Given records:

------------------------

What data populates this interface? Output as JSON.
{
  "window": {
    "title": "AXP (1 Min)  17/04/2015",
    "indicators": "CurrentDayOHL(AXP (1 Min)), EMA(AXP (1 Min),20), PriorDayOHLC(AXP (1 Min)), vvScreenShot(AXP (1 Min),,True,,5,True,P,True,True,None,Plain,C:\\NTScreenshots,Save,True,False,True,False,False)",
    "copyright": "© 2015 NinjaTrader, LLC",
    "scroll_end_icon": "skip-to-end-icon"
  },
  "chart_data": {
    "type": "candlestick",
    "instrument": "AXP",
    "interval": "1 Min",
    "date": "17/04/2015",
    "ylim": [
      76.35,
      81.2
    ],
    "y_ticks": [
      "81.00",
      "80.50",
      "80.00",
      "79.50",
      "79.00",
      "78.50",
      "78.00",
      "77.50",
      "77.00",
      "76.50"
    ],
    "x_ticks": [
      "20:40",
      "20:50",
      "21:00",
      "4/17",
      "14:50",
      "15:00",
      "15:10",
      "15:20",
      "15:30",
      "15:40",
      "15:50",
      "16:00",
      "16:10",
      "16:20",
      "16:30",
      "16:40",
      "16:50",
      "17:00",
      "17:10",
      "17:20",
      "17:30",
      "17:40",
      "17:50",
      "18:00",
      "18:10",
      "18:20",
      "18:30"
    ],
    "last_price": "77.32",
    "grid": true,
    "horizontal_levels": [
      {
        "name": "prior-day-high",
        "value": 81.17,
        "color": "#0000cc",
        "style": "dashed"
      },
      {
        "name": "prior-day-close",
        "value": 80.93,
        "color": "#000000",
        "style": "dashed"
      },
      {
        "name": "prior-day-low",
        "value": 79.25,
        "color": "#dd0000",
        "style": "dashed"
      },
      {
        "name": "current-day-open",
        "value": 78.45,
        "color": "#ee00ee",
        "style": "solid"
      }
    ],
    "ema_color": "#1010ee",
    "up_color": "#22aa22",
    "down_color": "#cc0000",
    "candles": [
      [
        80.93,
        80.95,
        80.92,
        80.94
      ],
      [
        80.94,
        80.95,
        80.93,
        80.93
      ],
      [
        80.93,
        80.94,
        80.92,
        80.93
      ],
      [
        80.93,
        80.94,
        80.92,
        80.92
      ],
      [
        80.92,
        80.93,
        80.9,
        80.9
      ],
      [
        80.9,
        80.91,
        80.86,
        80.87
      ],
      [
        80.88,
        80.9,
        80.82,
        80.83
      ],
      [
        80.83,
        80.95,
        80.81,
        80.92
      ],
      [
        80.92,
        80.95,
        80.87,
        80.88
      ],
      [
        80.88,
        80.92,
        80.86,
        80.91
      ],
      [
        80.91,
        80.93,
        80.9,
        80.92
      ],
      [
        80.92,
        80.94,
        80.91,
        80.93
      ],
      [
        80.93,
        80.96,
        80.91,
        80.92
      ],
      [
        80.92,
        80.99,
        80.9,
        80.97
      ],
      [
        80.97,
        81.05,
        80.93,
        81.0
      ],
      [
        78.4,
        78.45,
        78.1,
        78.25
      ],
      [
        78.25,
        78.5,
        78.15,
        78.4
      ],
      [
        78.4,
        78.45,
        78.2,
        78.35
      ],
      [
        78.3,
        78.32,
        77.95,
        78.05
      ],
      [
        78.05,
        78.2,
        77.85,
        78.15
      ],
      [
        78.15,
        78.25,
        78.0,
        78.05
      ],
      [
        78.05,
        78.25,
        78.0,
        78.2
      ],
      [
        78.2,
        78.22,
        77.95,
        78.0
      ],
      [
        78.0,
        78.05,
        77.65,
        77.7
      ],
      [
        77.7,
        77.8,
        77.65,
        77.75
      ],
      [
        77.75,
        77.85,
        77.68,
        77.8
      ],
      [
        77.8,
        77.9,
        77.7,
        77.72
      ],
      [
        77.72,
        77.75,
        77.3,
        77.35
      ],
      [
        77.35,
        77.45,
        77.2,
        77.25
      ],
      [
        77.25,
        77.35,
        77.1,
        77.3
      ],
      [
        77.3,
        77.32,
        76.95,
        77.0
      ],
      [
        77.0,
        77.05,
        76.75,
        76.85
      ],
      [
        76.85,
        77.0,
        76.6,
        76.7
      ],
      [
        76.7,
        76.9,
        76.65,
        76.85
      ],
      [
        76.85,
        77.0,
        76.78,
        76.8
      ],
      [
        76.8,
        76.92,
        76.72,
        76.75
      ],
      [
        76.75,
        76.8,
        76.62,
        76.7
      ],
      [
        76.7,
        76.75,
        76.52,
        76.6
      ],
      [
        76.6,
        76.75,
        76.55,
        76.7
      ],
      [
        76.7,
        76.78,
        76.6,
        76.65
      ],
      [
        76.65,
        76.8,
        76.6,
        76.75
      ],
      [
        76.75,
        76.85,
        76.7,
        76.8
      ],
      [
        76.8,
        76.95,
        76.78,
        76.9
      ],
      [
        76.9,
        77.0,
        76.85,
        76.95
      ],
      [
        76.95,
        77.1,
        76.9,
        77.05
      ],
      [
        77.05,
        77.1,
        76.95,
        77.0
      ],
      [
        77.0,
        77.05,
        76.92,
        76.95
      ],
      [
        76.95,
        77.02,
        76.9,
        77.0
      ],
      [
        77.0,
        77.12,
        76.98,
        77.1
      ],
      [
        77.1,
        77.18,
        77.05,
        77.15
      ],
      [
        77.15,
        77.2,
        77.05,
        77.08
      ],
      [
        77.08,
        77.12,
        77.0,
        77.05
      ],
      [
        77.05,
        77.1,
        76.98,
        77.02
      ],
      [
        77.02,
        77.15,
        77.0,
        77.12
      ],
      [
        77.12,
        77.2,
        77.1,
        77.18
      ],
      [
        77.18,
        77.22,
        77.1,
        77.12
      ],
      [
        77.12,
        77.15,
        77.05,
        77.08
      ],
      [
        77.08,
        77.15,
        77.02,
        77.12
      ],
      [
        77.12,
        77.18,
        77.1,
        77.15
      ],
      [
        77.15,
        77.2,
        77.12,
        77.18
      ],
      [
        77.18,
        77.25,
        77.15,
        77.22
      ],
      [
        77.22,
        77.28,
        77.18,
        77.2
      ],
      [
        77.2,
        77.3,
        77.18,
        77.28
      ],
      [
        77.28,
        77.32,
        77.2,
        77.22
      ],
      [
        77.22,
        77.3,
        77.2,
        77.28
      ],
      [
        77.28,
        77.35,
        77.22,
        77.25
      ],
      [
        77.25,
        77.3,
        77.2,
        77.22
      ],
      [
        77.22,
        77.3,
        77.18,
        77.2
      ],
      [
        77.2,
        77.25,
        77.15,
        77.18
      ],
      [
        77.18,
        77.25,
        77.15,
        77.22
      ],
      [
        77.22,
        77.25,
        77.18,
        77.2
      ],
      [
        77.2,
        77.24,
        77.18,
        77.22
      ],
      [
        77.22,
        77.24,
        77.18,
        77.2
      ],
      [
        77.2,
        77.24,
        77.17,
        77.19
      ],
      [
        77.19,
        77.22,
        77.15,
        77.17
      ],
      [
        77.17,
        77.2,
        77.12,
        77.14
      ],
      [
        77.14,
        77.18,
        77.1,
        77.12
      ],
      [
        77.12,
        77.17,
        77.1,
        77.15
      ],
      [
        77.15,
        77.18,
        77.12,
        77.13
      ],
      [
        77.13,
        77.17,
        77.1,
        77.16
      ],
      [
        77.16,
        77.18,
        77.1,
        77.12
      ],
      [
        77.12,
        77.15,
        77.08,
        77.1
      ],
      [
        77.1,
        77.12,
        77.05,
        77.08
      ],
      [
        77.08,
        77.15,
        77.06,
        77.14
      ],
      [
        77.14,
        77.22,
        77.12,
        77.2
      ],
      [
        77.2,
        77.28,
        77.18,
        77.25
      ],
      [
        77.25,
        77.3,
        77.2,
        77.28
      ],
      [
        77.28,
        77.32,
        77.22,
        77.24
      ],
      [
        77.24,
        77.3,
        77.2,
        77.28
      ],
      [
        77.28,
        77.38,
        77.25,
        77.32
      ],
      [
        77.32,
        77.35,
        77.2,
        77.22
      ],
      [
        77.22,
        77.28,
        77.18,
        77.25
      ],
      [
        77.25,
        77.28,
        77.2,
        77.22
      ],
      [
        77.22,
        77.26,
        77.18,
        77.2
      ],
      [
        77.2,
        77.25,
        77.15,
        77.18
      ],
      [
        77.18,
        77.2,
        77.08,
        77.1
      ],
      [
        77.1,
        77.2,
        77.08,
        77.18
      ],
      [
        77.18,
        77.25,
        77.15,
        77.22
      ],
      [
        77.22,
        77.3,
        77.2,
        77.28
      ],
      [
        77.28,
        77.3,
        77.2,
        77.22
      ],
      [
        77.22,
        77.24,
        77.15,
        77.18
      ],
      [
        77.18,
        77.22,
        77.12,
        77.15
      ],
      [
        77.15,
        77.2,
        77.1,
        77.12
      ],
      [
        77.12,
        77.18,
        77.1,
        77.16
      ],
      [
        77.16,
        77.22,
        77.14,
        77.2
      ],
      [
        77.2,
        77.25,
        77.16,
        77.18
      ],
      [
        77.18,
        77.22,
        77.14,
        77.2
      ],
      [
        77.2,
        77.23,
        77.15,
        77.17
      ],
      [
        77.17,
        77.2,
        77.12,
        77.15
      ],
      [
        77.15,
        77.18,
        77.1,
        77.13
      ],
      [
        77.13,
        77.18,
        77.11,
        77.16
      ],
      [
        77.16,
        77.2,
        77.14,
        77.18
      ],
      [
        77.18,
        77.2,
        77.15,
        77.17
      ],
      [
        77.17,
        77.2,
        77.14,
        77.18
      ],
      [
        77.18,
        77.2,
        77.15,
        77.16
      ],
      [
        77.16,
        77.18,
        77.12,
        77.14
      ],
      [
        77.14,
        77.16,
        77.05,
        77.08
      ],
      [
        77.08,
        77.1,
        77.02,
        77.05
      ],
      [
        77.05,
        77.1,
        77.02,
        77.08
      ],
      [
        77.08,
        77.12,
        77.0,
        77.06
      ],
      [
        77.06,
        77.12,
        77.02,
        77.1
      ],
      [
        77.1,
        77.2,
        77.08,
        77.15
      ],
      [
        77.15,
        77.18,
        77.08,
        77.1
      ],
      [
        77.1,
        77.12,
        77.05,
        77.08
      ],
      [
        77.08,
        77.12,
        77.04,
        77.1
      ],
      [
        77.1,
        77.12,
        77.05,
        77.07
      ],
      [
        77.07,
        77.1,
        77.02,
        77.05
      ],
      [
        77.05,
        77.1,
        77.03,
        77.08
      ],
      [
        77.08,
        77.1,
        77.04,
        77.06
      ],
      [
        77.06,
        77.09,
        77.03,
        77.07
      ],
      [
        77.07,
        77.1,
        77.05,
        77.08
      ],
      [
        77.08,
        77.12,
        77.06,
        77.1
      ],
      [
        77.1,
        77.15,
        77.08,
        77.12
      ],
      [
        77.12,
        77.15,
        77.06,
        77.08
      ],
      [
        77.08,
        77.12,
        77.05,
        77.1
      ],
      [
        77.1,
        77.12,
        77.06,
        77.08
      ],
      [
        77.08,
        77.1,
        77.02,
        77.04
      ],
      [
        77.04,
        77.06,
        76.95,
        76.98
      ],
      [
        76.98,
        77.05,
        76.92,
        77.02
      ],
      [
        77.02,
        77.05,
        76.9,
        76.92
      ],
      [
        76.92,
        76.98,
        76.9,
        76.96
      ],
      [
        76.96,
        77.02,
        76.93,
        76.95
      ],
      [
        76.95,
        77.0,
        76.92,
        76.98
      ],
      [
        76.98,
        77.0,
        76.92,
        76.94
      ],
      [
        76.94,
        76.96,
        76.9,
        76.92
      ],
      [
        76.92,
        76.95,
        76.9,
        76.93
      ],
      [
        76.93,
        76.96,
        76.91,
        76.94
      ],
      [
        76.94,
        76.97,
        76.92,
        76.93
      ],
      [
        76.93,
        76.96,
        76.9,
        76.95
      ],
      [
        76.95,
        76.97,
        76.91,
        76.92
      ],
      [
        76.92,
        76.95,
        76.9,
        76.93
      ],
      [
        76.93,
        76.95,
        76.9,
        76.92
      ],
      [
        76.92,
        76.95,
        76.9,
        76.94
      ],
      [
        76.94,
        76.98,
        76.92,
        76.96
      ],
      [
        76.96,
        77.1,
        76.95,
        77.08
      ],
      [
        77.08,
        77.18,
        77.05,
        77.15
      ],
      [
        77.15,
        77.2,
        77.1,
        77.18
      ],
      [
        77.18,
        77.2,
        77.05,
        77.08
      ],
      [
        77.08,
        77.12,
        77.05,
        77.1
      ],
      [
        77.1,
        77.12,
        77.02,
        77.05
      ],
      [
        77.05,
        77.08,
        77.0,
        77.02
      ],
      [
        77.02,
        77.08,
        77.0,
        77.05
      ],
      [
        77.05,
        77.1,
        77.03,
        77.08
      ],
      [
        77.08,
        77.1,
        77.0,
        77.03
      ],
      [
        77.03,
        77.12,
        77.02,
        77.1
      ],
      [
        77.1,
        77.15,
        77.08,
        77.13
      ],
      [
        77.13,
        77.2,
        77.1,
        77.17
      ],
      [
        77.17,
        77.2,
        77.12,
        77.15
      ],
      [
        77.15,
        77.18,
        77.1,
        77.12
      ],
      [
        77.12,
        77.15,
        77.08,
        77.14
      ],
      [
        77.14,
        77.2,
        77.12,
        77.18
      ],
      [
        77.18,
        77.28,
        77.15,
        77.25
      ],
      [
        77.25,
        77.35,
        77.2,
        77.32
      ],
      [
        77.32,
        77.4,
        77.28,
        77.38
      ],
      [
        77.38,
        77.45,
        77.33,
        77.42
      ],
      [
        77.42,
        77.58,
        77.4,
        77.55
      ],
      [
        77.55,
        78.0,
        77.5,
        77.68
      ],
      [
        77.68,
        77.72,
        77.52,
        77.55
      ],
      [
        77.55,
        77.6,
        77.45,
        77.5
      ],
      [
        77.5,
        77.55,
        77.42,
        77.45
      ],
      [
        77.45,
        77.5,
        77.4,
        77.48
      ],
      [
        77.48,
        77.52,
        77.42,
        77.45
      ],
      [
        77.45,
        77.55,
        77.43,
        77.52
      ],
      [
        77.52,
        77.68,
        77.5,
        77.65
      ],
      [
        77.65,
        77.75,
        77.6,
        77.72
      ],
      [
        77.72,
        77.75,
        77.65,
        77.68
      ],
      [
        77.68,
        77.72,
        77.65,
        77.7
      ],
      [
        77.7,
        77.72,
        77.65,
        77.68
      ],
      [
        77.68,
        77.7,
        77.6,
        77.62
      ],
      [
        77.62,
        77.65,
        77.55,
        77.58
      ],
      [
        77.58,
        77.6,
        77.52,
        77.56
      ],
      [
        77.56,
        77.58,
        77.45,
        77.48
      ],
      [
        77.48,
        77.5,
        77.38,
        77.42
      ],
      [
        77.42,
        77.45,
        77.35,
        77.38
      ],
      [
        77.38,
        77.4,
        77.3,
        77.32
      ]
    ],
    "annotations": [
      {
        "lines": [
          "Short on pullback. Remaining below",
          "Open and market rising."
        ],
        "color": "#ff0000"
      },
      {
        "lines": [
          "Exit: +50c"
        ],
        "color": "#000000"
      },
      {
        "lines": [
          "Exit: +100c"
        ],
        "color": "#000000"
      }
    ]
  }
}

------------------------

What you will do: Look through the entries above; copy each line where the string "value" appears.

The completed task:
        "value": 81.17,
        "value": 80.93,
        "value": 79.25,
        "value": 78.45,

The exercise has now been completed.